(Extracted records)
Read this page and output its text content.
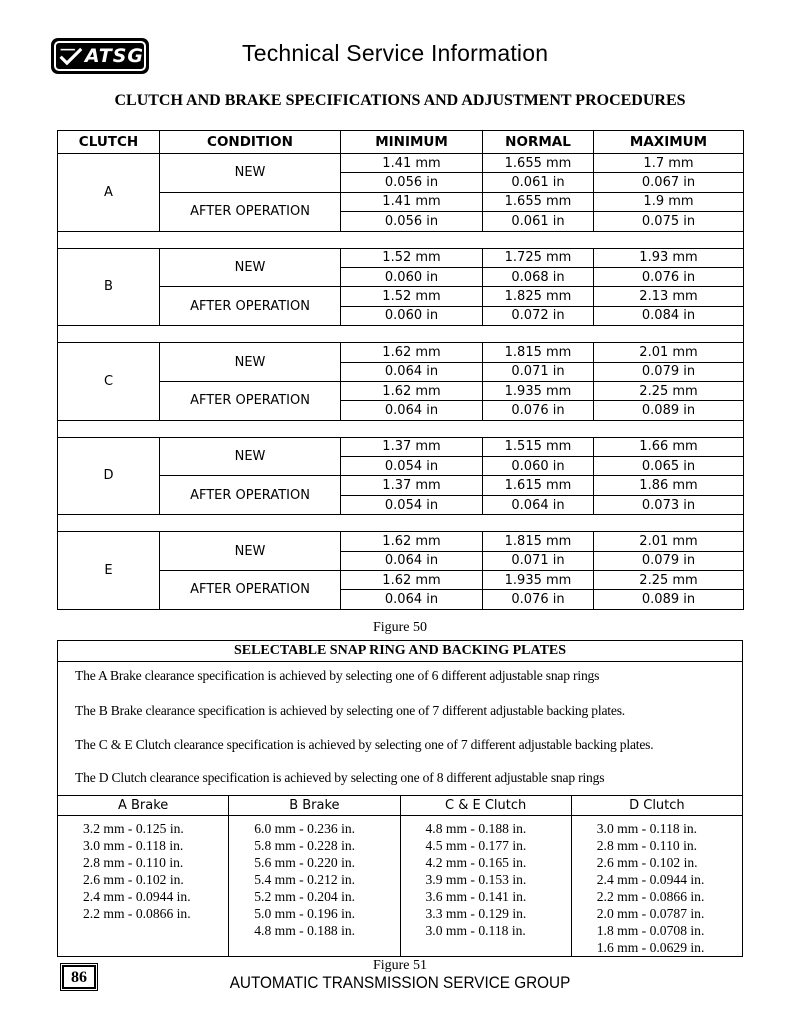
ATSG	Technical Service Information
CLUTCH AND BRAKE SPECIFICATIONS AND ADJUSTMENT PROCEDURES
CLUTCH	CONDITION	MINIMUM	NORMAL	MAXIMUM
A	NEW	1.41 mm	1.655 mm	1.7 mm
		0.056 in	0.061 in	0.067 in
	AFTER OPERATION	1.41 mm	1.655 mm	1.9 mm
		0.056 in	0.061 in	0.075 in

B	NEW	1.52 mm	1.725 mm	1.93 mm
		0.060 in	0.068 in	0.076 in
	AFTER OPERATION	1.52 mm	1.825 mm	2.13 mm
		0.060 in	0.072 in	0.084 in

C	NEW	1.62 mm	1.815 mm	2.01 mm
		0.064 in	0.071 in	0.079 in
	AFTER OPERATION	1.62 mm	1.935 mm	2.25 mm
		0.064 in	0.076 in	0.089 in

D	NEW	1.37 mm	1.515 mm	1.66 mm
		0.054 in	0.060 in	0.065 in
	AFTER OPERATION	1.37 mm	1.615 mm	1.86 mm
		0.054 in	0.064 in	0.073 in

E	NEW	1.62 mm	1.815 mm	2.01 mm
		0.064 in	0.071 in	0.079 in
	AFTER OPERATION	1.62 mm	1.935 mm	2.25 mm
		0.064 in	0.076 in	0.089 in
Figure 50
SELECTABLE SNAP RING AND BACKING PLATES
The A Brake clearance specification is achieved by selecting one of 6 different adjustable snap rings
The B Brake clearance specification is achieved by selecting one of 7 different adjustable backing plates.
The C & E Clutch clearance specification is achieved by selecting one of 7 different adjustable backing plates.
The D Clutch clearance specification is achieved by selecting one of 8 different adjustable snap rings
A Brake
3.2 mm - 0.125 in.
3.0 mm - 0.118 in.
2.8 mm - 0.110 in.
2.6 mm - 0.102 in.
2.4 mm - 0.0944 in.
2.2 mm - 0.0866 in.
B Brake
6.0 mm - 0.236 in.
5.8 mm - 0.228 in.
5.6 mm - 0.220 in.
5.4 mm - 0.212 in.
5.2 mm - 0.204 in.
5.0 mm - 0.196 in.
4.8 mm - 0.188 in.
C & E Clutch
4.8 mm - 0.188 in.
4.5 mm - 0.177 in.
4.2 mm - 0.165 in.
3.9 mm - 0.153 in.
3.6 mm - 0.141 in.
3.3 mm - 0.129 in.
3.0 mm - 0.118 in.
D Clutch
3.0 mm - 0.118 in.
2.8 mm - 0.110 in.
2.6 mm - 0.102 in.
2.4 mm - 0.0944 in.
2.2 mm - 0.0866 in.
2.0 mm - 0.0787 in.
1.8 mm - 0.0708 in.
1.6 mm - 0.0629 in.
Figure 51
86	AUTOMATIC TRANSMISSION SERVICE GROUP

> **WHAT THIS TASK INVOLVES**
Images in the data above are to be skipped. Retype all other material exactly.

> **EXERCISE RESULT**
Read this page and output its text content.
ATSG	Technical Service Information
CLUTCH AND BRAKE SPECIFICATIONS AND ADJUSTMENT PROCEDURES
CLUTCH	CONDITION	MINIMUM	NORMAL	MAXIMUM
A	NEW	1.41 mm	1.655 mm	1.7 mm
		0.056 in	0.061 in	0.067 in
	AFTER OPERATION	1.41 mm	1.655 mm	1.9 mm
		0.056 in	0.061 in	0.075 in

B	NEW	1.52 mm	1.725 mm	1.93 mm
		0.060 in	0.068 in	0.076 in
	AFTER OPERATION	1.52 mm	1.825 mm	2.13 mm
		0.060 in	0.072 in	0.084 in

C	NEW	1.62 mm	1.815 mm	2.01 mm
		0.064 in	0.071 in	0.079 in
	AFTER OPERATION	1.62 mm	1.935 mm	2.25 mm
		0.064 in	0.076 in	0.089 in

D	NEW	1.37 mm	1.515 mm	1.66 mm
		0.054 in	0.060 in	0.065 in
	AFTER OPERATION	1.37 mm	1.615 mm	1.86 mm
		0.054 in	0.064 in	0.073 in

E	NEW	1.62 mm	1.815 mm	2.01 mm
		0.064 in	0.071 in	0.079 in
	AFTER OPERATION	1.62 mm	1.935 mm	2.25 mm
		0.064 in	0.076 in	0.089 in
Figure 50
SELECTABLE SNAP RING AND BACKING PLATES
The A Brake clearance specification is achieved by selecting one of 6 different adjustable snap rings
The B Brake clearance specification is achieved by selecting one of 7 different adjustable backing plates.
The C & E Clutch clearance specification is achieved by selecting one of 7 different adjustable backing plates.
The D Clutch clearance specification is achieved by selecting one of 8 different adjustable snap rings
A Brake
3.2 mm - 0.125 in.
3.0 mm - 0.118 in.
2.8 mm - 0.110 in.
2.6 mm - 0.102 in.
2.4 mm - 0.0944 in.
2.2 mm - 0.0866 in.
B Brake
6.0 mm - 0.236 in.
5.8 mm - 0.228 in.
5.6 mm - 0.220 in.
5.4 mm - 0.212 in.
5.2 mm - 0.204 in.
5.0 mm - 0.196 in.
4.8 mm - 0.188 in.
C & E Clutch
4.8 mm - 0.188 in.
4.5 mm - 0.177 in.
4.2 mm - 0.165 in.
3.9 mm - 0.153 in.
3.6 mm - 0.141 in.
3.3 mm - 0.129 in.
3.0 mm - 0.118 in.
D Clutch
3.0 mm - 0.118 in.
2.8 mm - 0.110 in.
2.6 mm - 0.102 in.
2.4 mm - 0.0944 in.
2.2 mm - 0.0866 in.
2.0 mm - 0.0787 in.
1.8 mm - 0.0708 in.
1.6 mm - 0.0629 in.
Figure 51
86	AUTOMATIC TRANSMISSION SERVICE GROUP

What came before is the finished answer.